# Task to complete
Skip all pictures, then print the remaining material exactly.

(begin)

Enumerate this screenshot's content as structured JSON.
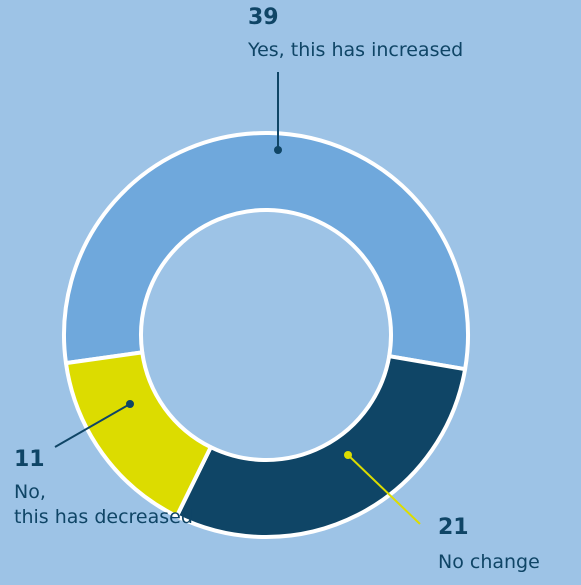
{
  "chart_data": {
    "type": "donut",
    "categories": [
      "Yes, this has increased",
      "No change",
      "No,\nthis has decreased"
    ],
    "values": [
      39,
      21,
      11
    ],
    "colors": [
      "#6fa8dc",
      "#0f4566",
      "#dcdc00"
    ]
  }
}
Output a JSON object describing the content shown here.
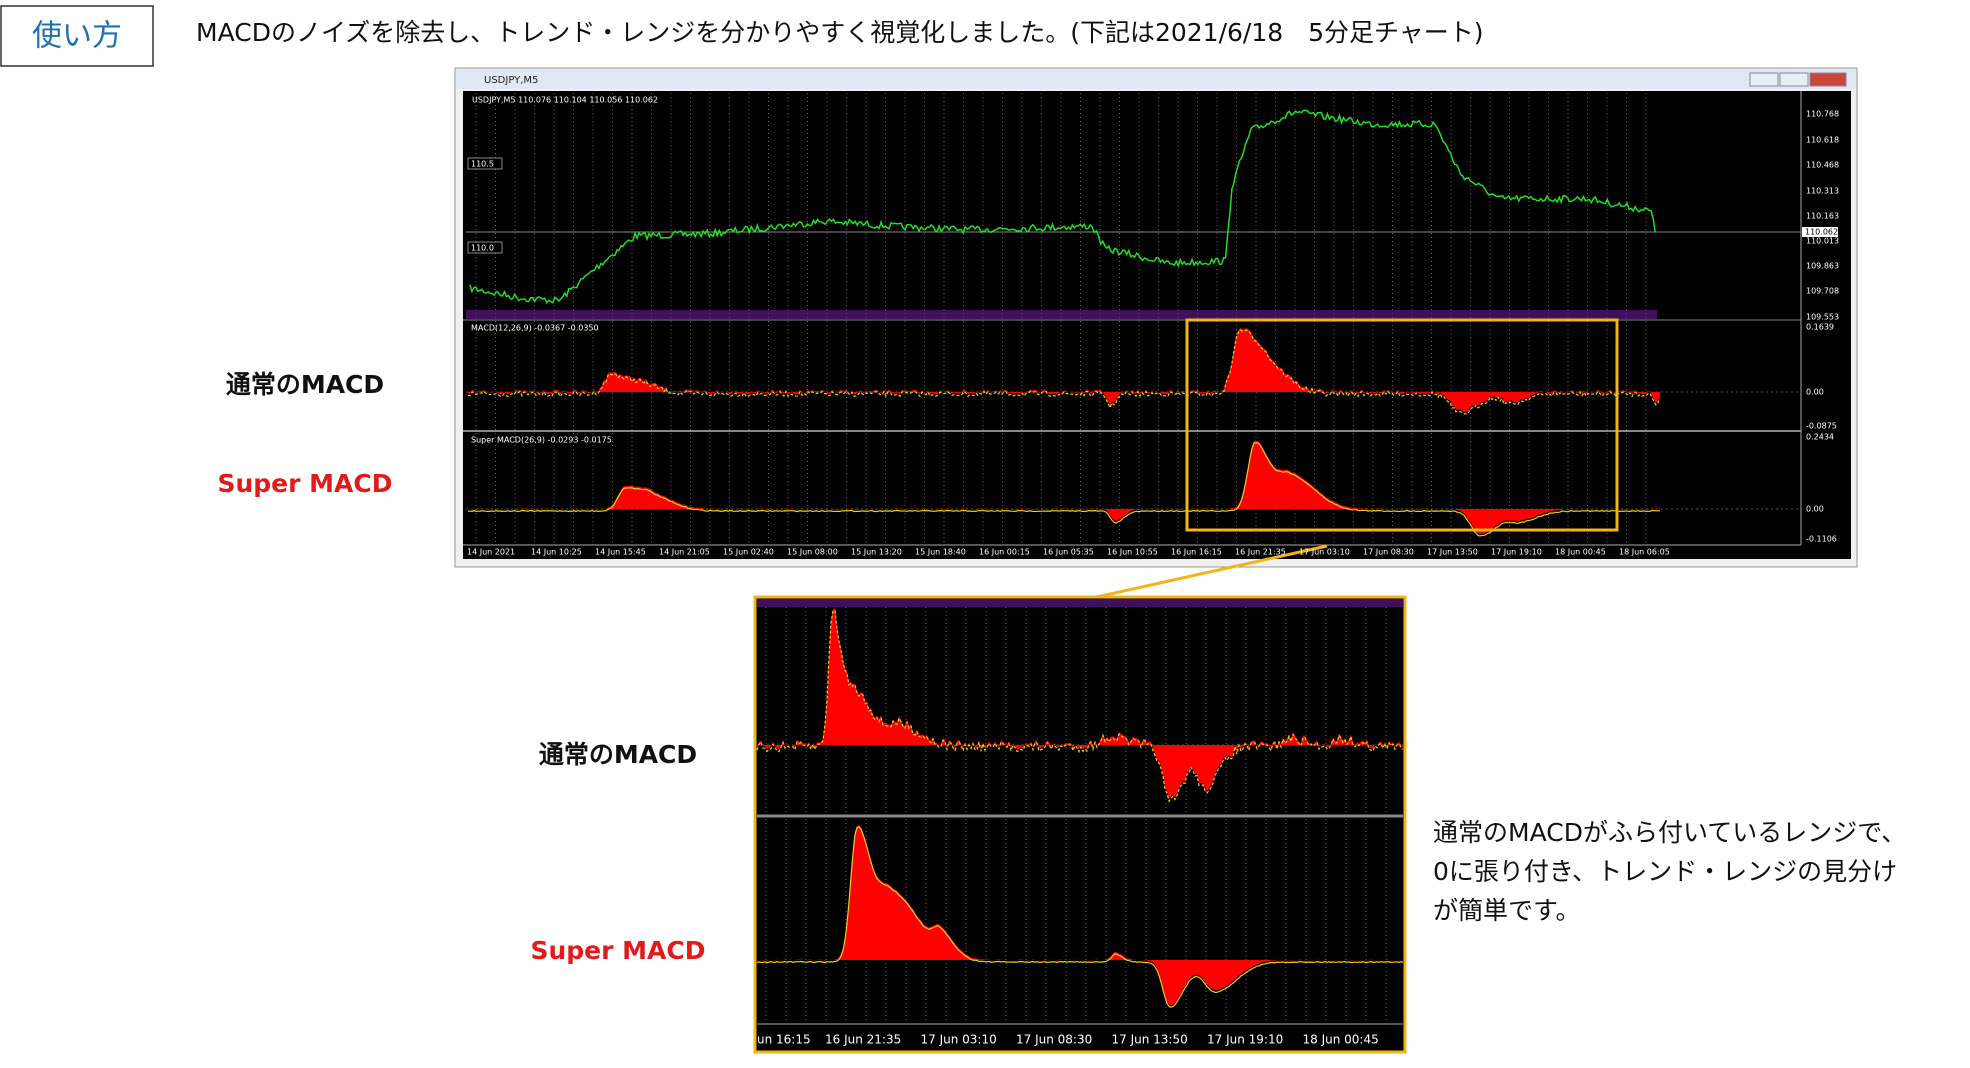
{
  "header": {
    "label": "使い方",
    "description": "MACDのノイズを除去し、トレンド・レンジを分かりやすく視覚化しました。(下記は2021/6/18　5分足チャート)"
  },
  "main_chart": {
    "window_title": "USDJPY,M5",
    "symbol_info": "USDJPY,M5  110.076 110.104 110.056 110.062",
    "price_levels": [
      "110.5",
      "110.0"
    ],
    "price_ticks": [
      "110.768",
      "110.618",
      "110.468",
      "110.313",
      "110.163",
      "110.013",
      "109.863",
      "109.708",
      "109.553"
    ],
    "current_price": "110.062",
    "macd_title": "MACD(12,26,9) -0.0367 -0.0350",
    "macd_ticks": [
      "0.1639",
      "0.00",
      "-0.0875"
    ],
    "super_title": "Super MACD(26,9) -0.0293 -0.0175",
    "super_ticks": [
      "0.2434",
      "0.00",
      "-0.1106"
    ],
    "time_labels": [
      "14 Jun 2021",
      "14 Jun 10:25",
      "14 Jun 15:45",
      "14 Jun 21:05",
      "15 Jun 02:40",
      "15 Jun 08:00",
      "15 Jun 13:20",
      "15 Jun 18:40",
      "16 Jun 00:15",
      "16 Jun 05:35",
      "16 Jun 10:55",
      "16 Jun 16:15",
      "16 Jun 21:35",
      "17 Jun 03:10",
      "17 Jun 08:30",
      "17 Jun 13:50",
      "17 Jun 19:10",
      "18 Jun 00:45",
      "18 Jun 06:05"
    ]
  },
  "labels": {
    "normal_macd": "通常のMACD",
    "super_macd": "Super MACD"
  },
  "zoom": {
    "normal_macd": "通常のMACD",
    "super_macd": "Super MACD",
    "time_labels": [
      "un 16:15",
      "16 Jun 21:35",
      "17 Jun 03:10",
      "17 Jun 08:30",
      "17 Jun 13:50",
      "17 Jun 19:10",
      "18 Jun 00:45"
    ]
  },
  "note": [
    "通常のMACDがふら付いているレンジで、",
    "0に張り付き、トレンド・レンジの見分け",
    "が簡単です。"
  ]
}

(end)

# Answer
Enumerate this screenshot's content as structured JSON.
{
  "chart_data": {
    "type": "donut",
    "categories": [
      "Yes, this has increased",
      "No change",
      "No,\nthis has decreased"
    ],
    "values": [
      39,
      21,
      11
    ],
    "colors": [
      "#6fa8dc",
      "#0f4566",
      "#dcdc00"
    ]
  }
}
Output a JSON object describing the content shown here.
{
  "header": {
    "label": "使い方",
    "description": "MACDのノイズを除去し、トレンド・レンジを分かりやすく視覚化しました。(下記は2021/6/18　5分足チャート)"
  },
  "main_chart": {
    "window_title": "USDJPY,M5",
    "symbol_info": "USDJPY,M5  110.076 110.104 110.056 110.062",
    "price_levels": [
      "110.5",
      "110.0"
    ],
    "price_ticks": [
      "110.768",
      "110.618",
      "110.468",
      "110.313",
      "110.163",
      "110.013",
      "109.863",
      "109.708",
      "109.553"
    ],
    "current_price": "110.062",
    "macd_title": "MACD(12,26,9) -0.0367 -0.0350",
    "macd_ticks": [
      "0.1639",
      "0.00",
      "-0.0875"
    ],
    "super_title": "Super MACD(26,9) -0.0293 -0.0175",
    "super_ticks": [
      "0.2434",
      "0.00",
      "-0.1106"
    ],
    "time_labels": [
      "14 Jun 2021",
      "14 Jun 10:25",
      "14 Jun 15:45",
      "14 Jun 21:05",
      "15 Jun 02:40",
      "15 Jun 08:00",
      "15 Jun 13:20",
      "15 Jun 18:40",
      "16 Jun 00:15",
      "16 Jun 05:35",
      "16 Jun 10:55",
      "16 Jun 16:15",
      "16 Jun 21:35",
      "17 Jun 03:10",
      "17 Jun 08:30",
      "17 Jun 13:50",
      "17 Jun 19:10",
      "18 Jun 00:45",
      "18 Jun 06:05"
    ]
  },
  "labels": {
    "normal_macd": "通常のMACD",
    "super_macd": "Super MACD"
  },
  "zoom": {
    "normal_macd": "通常のMACD",
    "super_macd": "Super MACD",
    "time_labels": [
      "un 16:15",
      "16 Jun 21:35",
      "17 Jun 03:10",
      "17 Jun 08:30",
      "17 Jun 13:50",
      "17 Jun 19:10",
      "18 Jun 00:45"
    ]
  },
  "note": [
    "通常のMACDがふら付いているレンジで、",
    "0に張り付き、トレンド・レンジの見分け",
    "が簡単です。"
  ]
}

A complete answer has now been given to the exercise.